RECORD SET:
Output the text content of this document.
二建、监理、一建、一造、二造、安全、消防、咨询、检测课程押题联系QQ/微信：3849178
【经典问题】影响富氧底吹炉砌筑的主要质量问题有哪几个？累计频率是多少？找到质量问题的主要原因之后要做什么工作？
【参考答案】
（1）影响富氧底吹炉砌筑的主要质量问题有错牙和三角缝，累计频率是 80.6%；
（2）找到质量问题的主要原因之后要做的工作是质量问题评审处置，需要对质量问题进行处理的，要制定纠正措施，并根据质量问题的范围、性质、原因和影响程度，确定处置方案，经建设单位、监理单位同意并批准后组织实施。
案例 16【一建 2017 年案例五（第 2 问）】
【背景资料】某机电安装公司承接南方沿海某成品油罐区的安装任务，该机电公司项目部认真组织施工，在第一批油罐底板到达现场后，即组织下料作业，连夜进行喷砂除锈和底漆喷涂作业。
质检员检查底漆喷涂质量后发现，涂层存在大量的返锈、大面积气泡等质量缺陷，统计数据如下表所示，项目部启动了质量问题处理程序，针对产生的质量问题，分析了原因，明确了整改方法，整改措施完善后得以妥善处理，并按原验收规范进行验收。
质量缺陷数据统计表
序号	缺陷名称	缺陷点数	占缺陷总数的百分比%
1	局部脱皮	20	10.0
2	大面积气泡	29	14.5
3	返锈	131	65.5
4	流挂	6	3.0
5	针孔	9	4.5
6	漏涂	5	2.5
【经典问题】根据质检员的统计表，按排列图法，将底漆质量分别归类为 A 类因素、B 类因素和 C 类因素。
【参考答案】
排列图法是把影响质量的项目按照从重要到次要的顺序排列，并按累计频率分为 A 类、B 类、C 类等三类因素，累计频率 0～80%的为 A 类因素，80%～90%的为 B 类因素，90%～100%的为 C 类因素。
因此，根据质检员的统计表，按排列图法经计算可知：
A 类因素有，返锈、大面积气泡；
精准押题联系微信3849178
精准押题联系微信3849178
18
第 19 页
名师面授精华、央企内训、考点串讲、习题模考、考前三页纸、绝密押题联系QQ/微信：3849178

INSTRUCTIONS TO FOLLOW: All of the entries above must be quoted exactly.

TASK ANSWER:
Output the text content of this document.
二建、监理、一建、一造、二造、安全、消防、咨询、检测课程押题联系QQ/微信：3849178
【经典问题】影响富氧底吹炉砌筑的主要质量问题有哪几个？累计频率是多少？找到质量问题的主要原因之后要做什么工作？
【参考答案】
（1）影响富氧底吹炉砌筑的主要质量问题有错牙和三角缝，累计频率是 80.6%；
（2）找到质量问题的主要原因之后要做的工作是质量问题评审处置，需要对质量问题进行处理的，要制定纠正措施，并根据质量问题的范围、性质、原因和影响程度，确定处置方案，经建设单位、监理单位同意并批准后组织实施。
案例 16【一建 2017 年案例五（第 2 问）】
【背景资料】某机电安装公司承接南方沿海某成品油罐区的安装任务，该机电公司项目部认真组织施工，在第一批油罐底板到达现场后，即组织下料作业，连夜进行喷砂除锈和底漆喷涂作业。
质检员检查底漆喷涂质量后发现，涂层存在大量的返锈、大面积气泡等质量缺陷，统计数据如下表所示，项目部启动了质量问题处理程序，针对产生的质量问题，分析了原因，明确了整改方法，整改措施完善后得以妥善处理，并按原验收规范进行验收。
质量缺陷数据统计表
序号	缺陷名称	缺陷点数	占缺陷总数的百分比%
1	局部脱皮	20	10.0
2	大面积气泡	29	14.5
3	返锈	131	65.5
4	流挂	6	3.0
5	针孔	9	4.5
6	漏涂	5	2.5
【经典问题】根据质检员的统计表，按排列图法，将底漆质量分别归类为 A 类因素、B 类因素和 C 类因素。
【参考答案】
排列图法是把影响质量的项目按照从重要到次要的顺序排列，并按累计频率分为 A 类、B 类、C 类等三类因素，累计频率 0～80%的为 A 类因素，80%～90%的为 B 类因素，90%～100%的为 C 类因素。
因此，根据质检员的统计表，按排列图法经计算可知：
A 类因素有，返锈、大面积气泡；
精准押题联系微信3849178
精准押题联系微信3849178
18
第 19 页
名师面授精华、央企内训、考点串讲、习题模考、考前三页纸、绝密押题联系QQ/微信：3849178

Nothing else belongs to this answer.